● **Exercise**:
Retype the complete listing exactly as it appears.

● **Records provided**:

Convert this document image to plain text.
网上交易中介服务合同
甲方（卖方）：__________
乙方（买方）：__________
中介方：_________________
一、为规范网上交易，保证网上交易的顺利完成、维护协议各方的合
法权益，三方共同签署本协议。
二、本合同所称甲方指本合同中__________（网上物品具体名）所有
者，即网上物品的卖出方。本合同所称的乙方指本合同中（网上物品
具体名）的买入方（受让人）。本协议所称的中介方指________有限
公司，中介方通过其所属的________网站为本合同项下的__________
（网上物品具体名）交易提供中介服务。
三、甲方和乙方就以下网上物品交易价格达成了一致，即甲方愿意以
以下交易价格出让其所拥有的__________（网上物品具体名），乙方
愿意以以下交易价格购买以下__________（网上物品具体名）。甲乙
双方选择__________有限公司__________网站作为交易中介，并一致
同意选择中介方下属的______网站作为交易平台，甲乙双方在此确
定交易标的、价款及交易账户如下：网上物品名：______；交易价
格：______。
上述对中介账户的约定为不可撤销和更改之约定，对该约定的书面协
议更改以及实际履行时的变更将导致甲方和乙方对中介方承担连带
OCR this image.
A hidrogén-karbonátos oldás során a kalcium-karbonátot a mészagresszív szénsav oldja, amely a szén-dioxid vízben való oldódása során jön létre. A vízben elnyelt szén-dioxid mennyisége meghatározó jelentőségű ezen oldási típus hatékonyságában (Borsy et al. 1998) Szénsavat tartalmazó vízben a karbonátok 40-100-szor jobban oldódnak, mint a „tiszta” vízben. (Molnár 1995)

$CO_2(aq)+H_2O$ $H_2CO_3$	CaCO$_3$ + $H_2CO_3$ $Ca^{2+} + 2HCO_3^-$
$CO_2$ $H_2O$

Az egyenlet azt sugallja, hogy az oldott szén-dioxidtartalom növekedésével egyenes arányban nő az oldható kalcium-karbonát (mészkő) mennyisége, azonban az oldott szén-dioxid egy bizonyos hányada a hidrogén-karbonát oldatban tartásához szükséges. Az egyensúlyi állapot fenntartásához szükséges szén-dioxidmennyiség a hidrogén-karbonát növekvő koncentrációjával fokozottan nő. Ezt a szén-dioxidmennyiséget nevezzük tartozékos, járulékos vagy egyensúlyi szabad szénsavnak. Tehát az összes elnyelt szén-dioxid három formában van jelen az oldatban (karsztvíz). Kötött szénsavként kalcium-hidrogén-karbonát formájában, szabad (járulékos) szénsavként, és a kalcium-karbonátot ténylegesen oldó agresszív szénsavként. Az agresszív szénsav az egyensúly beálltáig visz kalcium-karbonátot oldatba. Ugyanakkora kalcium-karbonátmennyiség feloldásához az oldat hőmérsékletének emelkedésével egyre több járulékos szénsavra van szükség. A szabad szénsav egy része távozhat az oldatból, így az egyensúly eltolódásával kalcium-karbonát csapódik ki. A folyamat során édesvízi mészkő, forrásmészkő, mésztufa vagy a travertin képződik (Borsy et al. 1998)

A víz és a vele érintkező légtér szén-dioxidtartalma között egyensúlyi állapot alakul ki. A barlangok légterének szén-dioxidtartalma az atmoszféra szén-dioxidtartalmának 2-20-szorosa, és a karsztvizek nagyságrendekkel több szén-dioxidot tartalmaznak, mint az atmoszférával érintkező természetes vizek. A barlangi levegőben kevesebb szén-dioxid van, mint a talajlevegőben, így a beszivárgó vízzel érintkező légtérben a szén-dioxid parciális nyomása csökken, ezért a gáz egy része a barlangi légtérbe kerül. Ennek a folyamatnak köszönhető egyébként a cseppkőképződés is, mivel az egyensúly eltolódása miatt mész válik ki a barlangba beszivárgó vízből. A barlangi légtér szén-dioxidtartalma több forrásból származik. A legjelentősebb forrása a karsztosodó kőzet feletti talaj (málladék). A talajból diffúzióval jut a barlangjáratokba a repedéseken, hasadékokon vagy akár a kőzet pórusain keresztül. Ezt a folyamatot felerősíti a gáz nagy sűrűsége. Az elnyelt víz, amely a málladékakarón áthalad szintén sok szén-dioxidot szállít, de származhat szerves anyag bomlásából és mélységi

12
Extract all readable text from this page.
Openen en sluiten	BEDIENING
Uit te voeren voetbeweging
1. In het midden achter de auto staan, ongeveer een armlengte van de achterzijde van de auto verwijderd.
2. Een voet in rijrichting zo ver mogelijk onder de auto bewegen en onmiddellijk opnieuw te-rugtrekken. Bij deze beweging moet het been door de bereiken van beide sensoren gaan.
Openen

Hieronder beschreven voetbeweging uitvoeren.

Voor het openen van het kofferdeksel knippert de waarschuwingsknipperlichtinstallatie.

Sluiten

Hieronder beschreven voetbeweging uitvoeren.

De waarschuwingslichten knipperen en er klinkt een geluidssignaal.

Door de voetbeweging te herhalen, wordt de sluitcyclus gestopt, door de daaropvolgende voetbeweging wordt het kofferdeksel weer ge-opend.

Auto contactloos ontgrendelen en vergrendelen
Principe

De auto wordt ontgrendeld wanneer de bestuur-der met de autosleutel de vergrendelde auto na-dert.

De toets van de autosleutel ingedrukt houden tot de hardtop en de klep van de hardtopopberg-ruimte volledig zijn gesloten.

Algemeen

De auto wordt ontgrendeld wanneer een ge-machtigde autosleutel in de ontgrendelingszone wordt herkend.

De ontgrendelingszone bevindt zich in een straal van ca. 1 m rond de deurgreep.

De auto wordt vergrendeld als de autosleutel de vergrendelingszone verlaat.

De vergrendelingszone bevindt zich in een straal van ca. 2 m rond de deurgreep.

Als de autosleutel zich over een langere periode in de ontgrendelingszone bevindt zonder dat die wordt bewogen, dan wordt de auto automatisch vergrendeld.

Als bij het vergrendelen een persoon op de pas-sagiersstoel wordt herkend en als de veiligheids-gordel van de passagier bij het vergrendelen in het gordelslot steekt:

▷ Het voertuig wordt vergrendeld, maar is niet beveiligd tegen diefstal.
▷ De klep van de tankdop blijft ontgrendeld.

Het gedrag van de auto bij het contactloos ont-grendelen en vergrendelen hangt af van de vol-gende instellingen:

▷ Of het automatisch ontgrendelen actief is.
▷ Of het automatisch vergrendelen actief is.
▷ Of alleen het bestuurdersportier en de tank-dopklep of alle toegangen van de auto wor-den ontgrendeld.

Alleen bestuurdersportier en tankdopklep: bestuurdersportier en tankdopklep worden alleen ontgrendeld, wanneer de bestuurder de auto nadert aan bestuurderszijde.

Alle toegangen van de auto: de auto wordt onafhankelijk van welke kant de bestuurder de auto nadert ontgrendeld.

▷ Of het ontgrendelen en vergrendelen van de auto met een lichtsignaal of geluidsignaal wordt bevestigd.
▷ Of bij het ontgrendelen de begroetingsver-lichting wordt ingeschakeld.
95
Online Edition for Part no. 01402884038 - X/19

● **Solved problem**:
Convert this document image to plain text.
网上交易中介服务合同
甲方（卖方）：__________
乙方（买方）：__________
中介方：_________________
一、为规范网上交易，保证网上交易的顺利完成、维护协议各方的合
法权益，三方共同签署本协议。
二、本合同所称甲方指本合同中__________（网上物品具体名）所有
者，即网上物品的卖出方。本合同所称的乙方指本合同中（网上物品
具体名）的买入方（受让人）。本协议所称的中介方指________有限
公司，中介方通过其所属的________网站为本合同项下的__________
（网上物品具体名）交易提供中介服务。
三、甲方和乙方就以下网上物品交易价格达成了一致，即甲方愿意以
以下交易价格出让其所拥有的__________（网上物品具体名），乙方
愿意以以下交易价格购买以下__________（网上物品具体名）。甲乙
双方选择__________有限公司__________网站作为交易中介，并一致
同意选择中介方下属的______网站作为交易平台，甲乙双方在此确
定交易标的、价款及交易账户如下：网上物品名：______；交易价
格：______。
上述对中介账户的约定为不可撤销和更改之约定，对该约定的书面协
议更改以及实际履行时的变更将导致甲方和乙方对中介方承担连带
OCR this image.
A hidrogén-karbonátos oldás során a kalcium-karbonátot a mészagresszív szénsav oldja, amely a szén-dioxid vízben való oldódása során jön létre. A vízben elnyelt szén-dioxid mennyisége meghatározó jelentőségű ezen oldási típus hatékonyságában (Borsy et al. 1998) Szénsavat tartalmazó vízben a karbonátok 40-100-szor jobban oldódnak, mint a „tiszta” vízben. (Molnár 1995)

$CO_2(aq)+H_2O$ $H_2CO_3$	CaCO$_3$ + $H_2CO_3$ $Ca^{2+} + 2HCO_3^-$
$CO_2$ $H_2O$

Az egyenlet azt sugallja, hogy az oldott szén-dioxidtartalom növekedésével egyenes arányban nő az oldható kalcium-karbonát (mészkő) mennyisége, azonban az oldott szén-dioxid egy bizonyos hányada a hidrogén-karbonát oldatban tartásához szükséges. Az egyensúlyi állapot fenntartásához szükséges szén-dioxidmennyiség a hidrogén-karbonát növekvő koncentrációjával fokozottan nő. Ezt a szén-dioxidmennyiséget nevezzük tartozékos, járulékos vagy egyensúlyi szabad szénsavnak. Tehát az összes elnyelt szén-dioxid három formában van jelen az oldatban (karsztvíz). Kötött szénsavként kalcium-hidrogén-karbonát formájában, szabad (járulékos) szénsavként, és a kalcium-karbonátot ténylegesen oldó agresszív szénsavként. Az agresszív szénsav az egyensúly beálltáig visz kalcium-karbonátot oldatba. Ugyanakkora kalcium-karbonátmennyiség feloldásához az oldat hőmérsékletének emelkedésével egyre több járulékos szénsavra van szükség. A szabad szénsav egy része távozhat az oldatból, így az egyensúly eltolódásával kalcium-karbonát csapódik ki. A folyamat során édesvízi mészkő, forrásmészkő, mésztufa vagy a travertin képződik (Borsy et al. 1998)

A víz és a vele érintkező légtér szén-dioxidtartalma között egyensúlyi állapot alakul ki. A barlangok légterének szén-dioxidtartalma az atmoszféra szén-dioxidtartalmának 2-20-szorosa, és a karsztvizek nagyságrendekkel több szén-dioxidot tartalmaznak, mint az atmoszférával érintkező természetes vizek. A barlangi levegőben kevesebb szén-dioxid van, mint a talajlevegőben, így a beszivárgó vízzel érintkező légtérben a szén-dioxid parciális nyomása csökken, ezért a gáz egy része a barlangi légtérbe kerül. Ennek a folyamatnak köszönhető egyébként a cseppkőképződés is, mivel az egyensúly eltolódása miatt mész válik ki a barlangba beszivárgó vízből. A barlangi légtér szén-dioxidtartalma több forrásból származik. A legjelentősebb forrása a karsztosodó kőzet feletti talaj (málladék). A talajból diffúzióval jut a barlangjáratokba a repedéseken, hasadékokon vagy akár a kőzet pórusain keresztül. Ezt a folyamatot felerősíti a gáz nagy sűrűsége. Az elnyelt víz, amely a málladékakarón áthalad szintén sok szén-dioxidot szállít, de származhat szerves anyag bomlásából és mélységi

12
Extract all readable text from this page.
Openen en sluiten	BEDIENING
Uit te voeren voetbeweging
1. In het midden achter de auto staan, ongeveer een armlengte van de achterzijde van de auto verwijderd.
2. Een voet in rijrichting zo ver mogelijk onder de auto bewegen en onmiddellijk opnieuw te-rugtrekken. Bij deze beweging moet het been door de bereiken van beide sensoren gaan.
Openen

Hieronder beschreven voetbeweging uitvoeren.

Voor het openen van het kofferdeksel knippert de waarschuwingsknipperlichtinstallatie.

Sluiten

Hieronder beschreven voetbeweging uitvoeren.

De waarschuwingslichten knipperen en er klinkt een geluidssignaal.

Door de voetbeweging te herhalen, wordt de sluitcyclus gestopt, door de daaropvolgende voetbeweging wordt het kofferdeksel weer ge-opend.

Auto contactloos ontgrendelen en vergrendelen
Principe

De auto wordt ontgrendeld wanneer de bestuur-der met de autosleutel de vergrendelde auto na-dert.

De toets van de autosleutel ingedrukt houden tot de hardtop en de klep van de hardtopopberg-ruimte volledig zijn gesloten.

Algemeen

De auto wordt ontgrendeld wanneer een ge-machtigde autosleutel in de ontgrendelingszone wordt herkend.

De ontgrendelingszone bevindt zich in een straal van ca. 1 m rond de deurgreep.

De auto wordt vergrendeld als de autosleutel de vergrendelingszone verlaat.

De vergrendelingszone bevindt zich in een straal van ca. 2 m rond de deurgreep.

Als de autosleutel zich over een langere periode in de ontgrendelingszone bevindt zonder dat die wordt bewogen, dan wordt de auto automatisch vergrendeld.

Als bij het vergrendelen een persoon op de pas-sagiersstoel wordt herkend en als de veiligheids-gordel van de passagier bij het vergrendelen in het gordelslot steekt:

▷ Het voertuig wordt vergrendeld, maar is niet beveiligd tegen diefstal.
▷ De klep van de tankdop blijft ontgrendeld.

Het gedrag van de auto bij het contactloos ont-grendelen en vergrendelen hangt af van de vol-gende instellingen:

▷ Of het automatisch ontgrendelen actief is.
▷ Of het automatisch vergrendelen actief is.
▷ Of alleen het bestuurdersportier en de tank-dopklep of alle toegangen van de auto wor-den ontgrendeld.

Alleen bestuurdersportier en tankdopklep: bestuurdersportier en tankdopklep worden alleen ontgrendeld, wanneer de bestuurder de auto nadert aan bestuurderszijde.

Alle toegangen van de auto: de auto wordt onafhankelijk van welke kant de bestuurder de auto nadert ontgrendeld.

▷ Of het ontgrendelen en vergrendelen van de auto met een lichtsignaal of geluidsignaal wordt bevestigd.
▷ Of bij het ontgrendelen de begroetingsver-lichting wordt ingeschakeld.
95
Online Edition for Part no. 01402884038 - X/19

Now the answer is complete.